> _WHAT THE TASK REQUIRES_
Output all entries below exactly as they are given.
----- DATA -----
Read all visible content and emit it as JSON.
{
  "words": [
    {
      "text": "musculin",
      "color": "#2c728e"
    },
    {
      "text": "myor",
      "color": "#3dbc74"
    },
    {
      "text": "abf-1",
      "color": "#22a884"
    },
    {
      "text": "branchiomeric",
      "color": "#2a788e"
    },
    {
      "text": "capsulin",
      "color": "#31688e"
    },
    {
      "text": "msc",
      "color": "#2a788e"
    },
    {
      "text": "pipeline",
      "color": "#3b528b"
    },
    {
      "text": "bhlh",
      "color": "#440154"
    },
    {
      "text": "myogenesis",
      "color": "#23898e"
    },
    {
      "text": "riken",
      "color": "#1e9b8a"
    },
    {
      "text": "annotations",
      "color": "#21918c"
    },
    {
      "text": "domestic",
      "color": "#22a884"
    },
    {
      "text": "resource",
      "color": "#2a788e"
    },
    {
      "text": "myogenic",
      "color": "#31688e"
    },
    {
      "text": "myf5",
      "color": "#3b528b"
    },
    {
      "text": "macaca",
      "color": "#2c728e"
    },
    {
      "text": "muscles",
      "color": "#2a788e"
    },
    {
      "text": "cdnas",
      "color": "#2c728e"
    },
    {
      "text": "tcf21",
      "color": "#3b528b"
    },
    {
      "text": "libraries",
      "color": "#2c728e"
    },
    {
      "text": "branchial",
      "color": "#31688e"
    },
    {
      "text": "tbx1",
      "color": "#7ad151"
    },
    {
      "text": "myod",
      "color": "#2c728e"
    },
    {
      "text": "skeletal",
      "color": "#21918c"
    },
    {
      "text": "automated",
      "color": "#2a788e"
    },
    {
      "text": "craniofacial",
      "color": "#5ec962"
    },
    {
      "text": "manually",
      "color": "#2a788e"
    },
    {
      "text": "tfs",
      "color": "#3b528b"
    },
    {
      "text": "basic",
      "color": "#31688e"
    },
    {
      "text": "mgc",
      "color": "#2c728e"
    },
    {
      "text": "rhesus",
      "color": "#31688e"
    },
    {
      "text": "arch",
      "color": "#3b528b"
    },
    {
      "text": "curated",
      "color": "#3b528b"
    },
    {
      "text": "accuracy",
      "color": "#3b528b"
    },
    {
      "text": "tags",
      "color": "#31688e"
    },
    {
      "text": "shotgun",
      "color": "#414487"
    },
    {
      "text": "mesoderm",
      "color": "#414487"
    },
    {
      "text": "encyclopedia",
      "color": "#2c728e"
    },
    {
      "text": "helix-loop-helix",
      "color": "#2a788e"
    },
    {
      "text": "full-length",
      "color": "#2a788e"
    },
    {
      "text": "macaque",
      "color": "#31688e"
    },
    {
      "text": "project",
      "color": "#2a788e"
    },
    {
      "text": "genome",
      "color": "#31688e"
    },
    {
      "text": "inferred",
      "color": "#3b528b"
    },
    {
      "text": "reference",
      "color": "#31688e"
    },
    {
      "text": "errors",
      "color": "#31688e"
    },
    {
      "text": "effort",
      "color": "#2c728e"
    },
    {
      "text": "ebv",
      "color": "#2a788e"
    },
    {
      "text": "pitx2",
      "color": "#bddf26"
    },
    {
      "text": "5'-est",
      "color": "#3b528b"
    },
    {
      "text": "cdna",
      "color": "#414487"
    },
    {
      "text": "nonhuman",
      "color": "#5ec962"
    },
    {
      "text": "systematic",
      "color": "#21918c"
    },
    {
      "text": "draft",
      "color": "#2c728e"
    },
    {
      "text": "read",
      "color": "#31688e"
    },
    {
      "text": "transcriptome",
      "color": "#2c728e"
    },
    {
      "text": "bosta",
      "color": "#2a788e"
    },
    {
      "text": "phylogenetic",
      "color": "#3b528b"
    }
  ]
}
-----
> _RESULT BELOW_
Read all visible content and emit it as JSON.
{
  "words": [
    {
      "text": "musculin",
      "color": "#2c728e"
    },
    {
      "text": "myor",
      "color": "#3dbc74"
    },
    {
      "text": "abf-1",
      "color": "#22a884"
    },
    {
      "text": "branchiomeric",
      "color": "#2a788e"
    },
    {
      "text": "capsulin",
      "color": "#31688e"
    },
    {
      "text": "msc",
      "color": "#2a788e"
    },
    {
      "text": "pipeline",
      "color": "#3b528b"
    },
    {
      "text": "bhlh",
      "color": "#440154"
    },
    {
      "text": "myogenesis",
      "color": "#23898e"
    },
    {
      "text": "riken",
      "color": "#1e9b8a"
    },
    {
      "text": "annotations",
      "color": "#21918c"
    },
    {
      "text": "domestic",
      "color": "#22a884"
    },
    {
      "text": "resource",
      "color": "#2a788e"
    },
    {
      "text": "myogenic",
      "color": "#31688e"
    },
    {
      "text": "myf5",
      "color": "#3b528b"
    },
    {
      "text": "macaca",
      "color": "#2c728e"
    },
    {
      "text": "muscles",
      "color": "#2a788e"
    },
    {
      "text": "cdnas",
      "color": "#2c728e"
    },
    {
      "text": "tcf21",
      "color": "#3b528b"
    },
    {
      "text": "libraries",
      "color": "#2c728e"
    },
    {
      "text": "branchial",
      "color": "#31688e"
    },
    {
      "text": "tbx1",
      "color": "#7ad151"
    },
    {
      "text": "myod",
      "color": "#2c728e"
    },
    {
      "text": "skeletal",
      "color": "#21918c"
    },
    {
      "text": "automated",
      "color": "#2a788e"
    },
    {
      "text": "craniofacial",
      "color": "#5ec962"
    },
    {
      "text": "manually",
      "color": "#2a788e"
    },
    {
      "text": "tfs",
      "color": "#3b528b"
    },
    {
      "text": "basic",
      "color": "#31688e"
    },
    {
      "text": "mgc",
      "color": "#2c728e"
    },
    {
      "text": "rhesus",
      "color": "#31688e"
    },
    {
      "text": "arch",
      "color": "#3b528b"
    },
    {
      "text": "curated",
      "color": "#3b528b"
    },
    {
      "text": "accuracy",
      "color": "#3b528b"
    },
    {
      "text": "tags",
      "color": "#31688e"
    },
    {
      "text": "shotgun",
      "color": "#414487"
    },
    {
      "text": "mesoderm",
      "color": "#414487"
    },
    {
      "text": "encyclopedia",
      "color": "#2c728e"
    },
    {
      "text": "helix-loop-helix",
      "color": "#2a788e"
    },
    {
      "text": "full-length",
      "color": "#2a788e"
    },
    {
      "text": "macaque",
      "color": "#31688e"
    },
    {
      "text": "project",
      "color": "#2a788e"
    },
    {
      "text": "genome",
      "color": "#31688e"
    },
    {
      "text": "inferred",
      "color": "#3b528b"
    },
    {
      "text": "reference",
      "color": "#31688e"
    },
    {
      "text": "errors",
      "color": "#31688e"
    },
    {
      "text": "effort",
      "color": "#2c728e"
    },
    {
      "text": "ebv",
      "color": "#2a788e"
    },
    {
      "text": "pitx2",
      "color": "#bddf26"
    },
    {
      "text": "5'-est",
      "color": "#3b528b"
    },
    {
      "text": "cdna",
      "color": "#414487"
    },
    {
      "text": "nonhuman",
      "color": "#5ec962"
    },
    {
      "text": "systematic",
      "color": "#21918c"
    },
    {
      "text": "draft",
      "color": "#2c728e"
    },
    {
      "text": "read",
      "color": "#31688e"
    },
    {
      "text": "transcriptome",
      "color": "#2c728e"
    },
    {
      "text": "bosta",
      "color": "#2a788e"
    },
    {
      "text": "phylogenetic",
      "color": "#3b528b"
    }
  ]
}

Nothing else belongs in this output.